Dataset entries:
** start **

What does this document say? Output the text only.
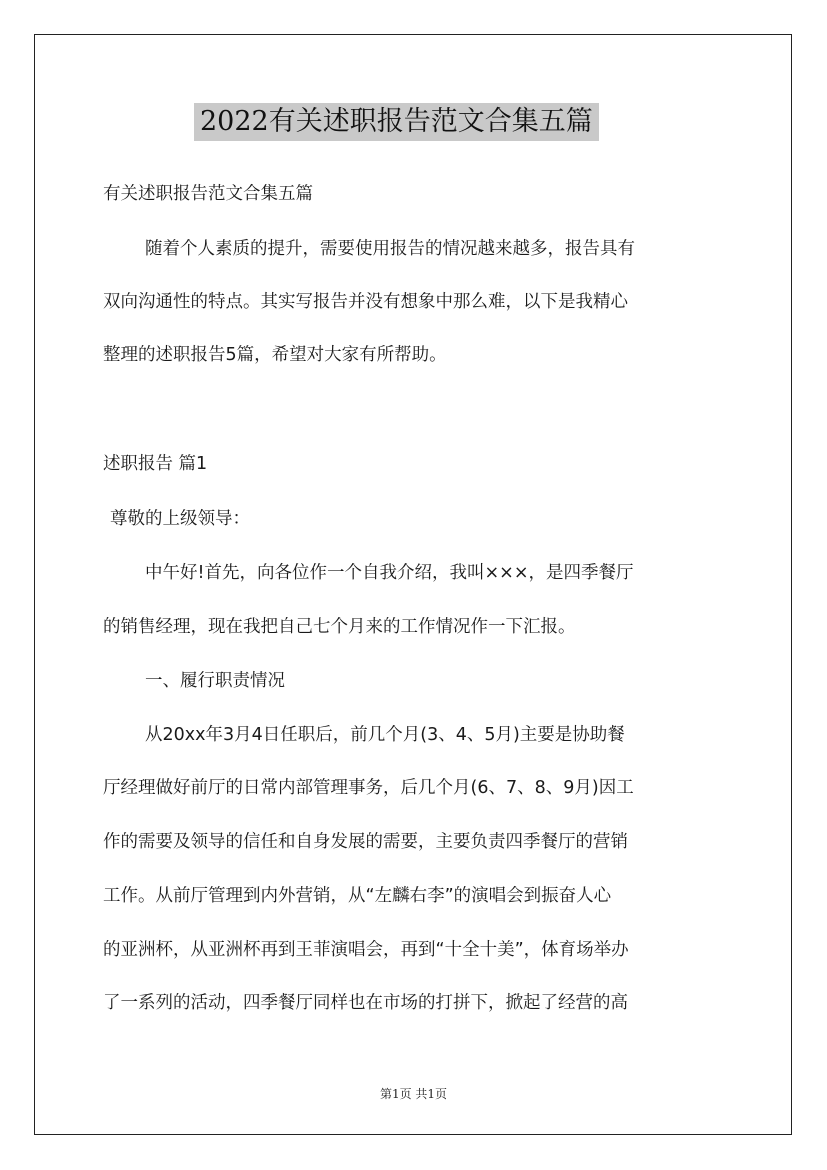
2022有关述职报告范文合集五篇
有关述职报告范文合集五篇
随着个人素质的提升，需要使用报告的情况越来越多，报告具有
双向沟通性的特点。其实写报告并没有想象中那么难，以下是我精心
整理的述职报告5篇，希望对大家有所帮助。
述职报告 篇1
尊敬的上级领导：
中午好!首先，向各位作一个自我介绍，我叫×××，是四季餐厅
的销售经理，现在我把自己七个月来的工作情况作一下汇报。
一、履行职责情况
从20xx年3月4日任职后，前几个月(3、4、5月)主要是协助餐
厅经理做好前厅的日常内部管理事务，后几个月(6、7、8、9月)因工
作的需要及领导的信任和自身发展的需要，主要负责四季餐厅的营销
工作。从前厅管理到内外营销，从“左麟右李”的演唱会到振奋人心
的亚洲杯，从亚洲杯再到王菲演唱会，再到“十全十美”，体育场举办
了一系列的活动，四季餐厅同样也在市场的打拼下，掀起了经营的高
第1页 共1页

** end **

Omit the pictures, then output the rest of the listing exactly.

◆ **Response**
What does this document say? Output the text only.
2022有关述职报告范文合集五篇
有关述职报告范文合集五篇
随着个人素质的提升，需要使用报告的情况越来越多，报告具有
双向沟通性的特点。其实写报告并没有想象中那么难，以下是我精心
整理的述职报告5篇，希望对大家有所帮助。
述职报告 篇1
尊敬的上级领导：
中午好!首先，向各位作一个自我介绍，我叫×××，是四季餐厅
的销售经理，现在我把自己七个月来的工作情况作一下汇报。
一、履行职责情况
从20xx年3月4日任职后，前几个月(3、4、5月)主要是协助餐
厅经理做好前厅的日常内部管理事务，后几个月(6、7、8、9月)因工
作的需要及领导的信任和自身发展的需要，主要负责四季餐厅的营销
工作。从前厅管理到内外营销，从“左麟右李”的演唱会到振奋人心
的亚洲杯，从亚洲杯再到王菲演唱会，再到“十全十美”，体育场举办
了一系列的活动，四季餐厅同样也在市场的打拼下，掀起了经营的高
第1页 共1页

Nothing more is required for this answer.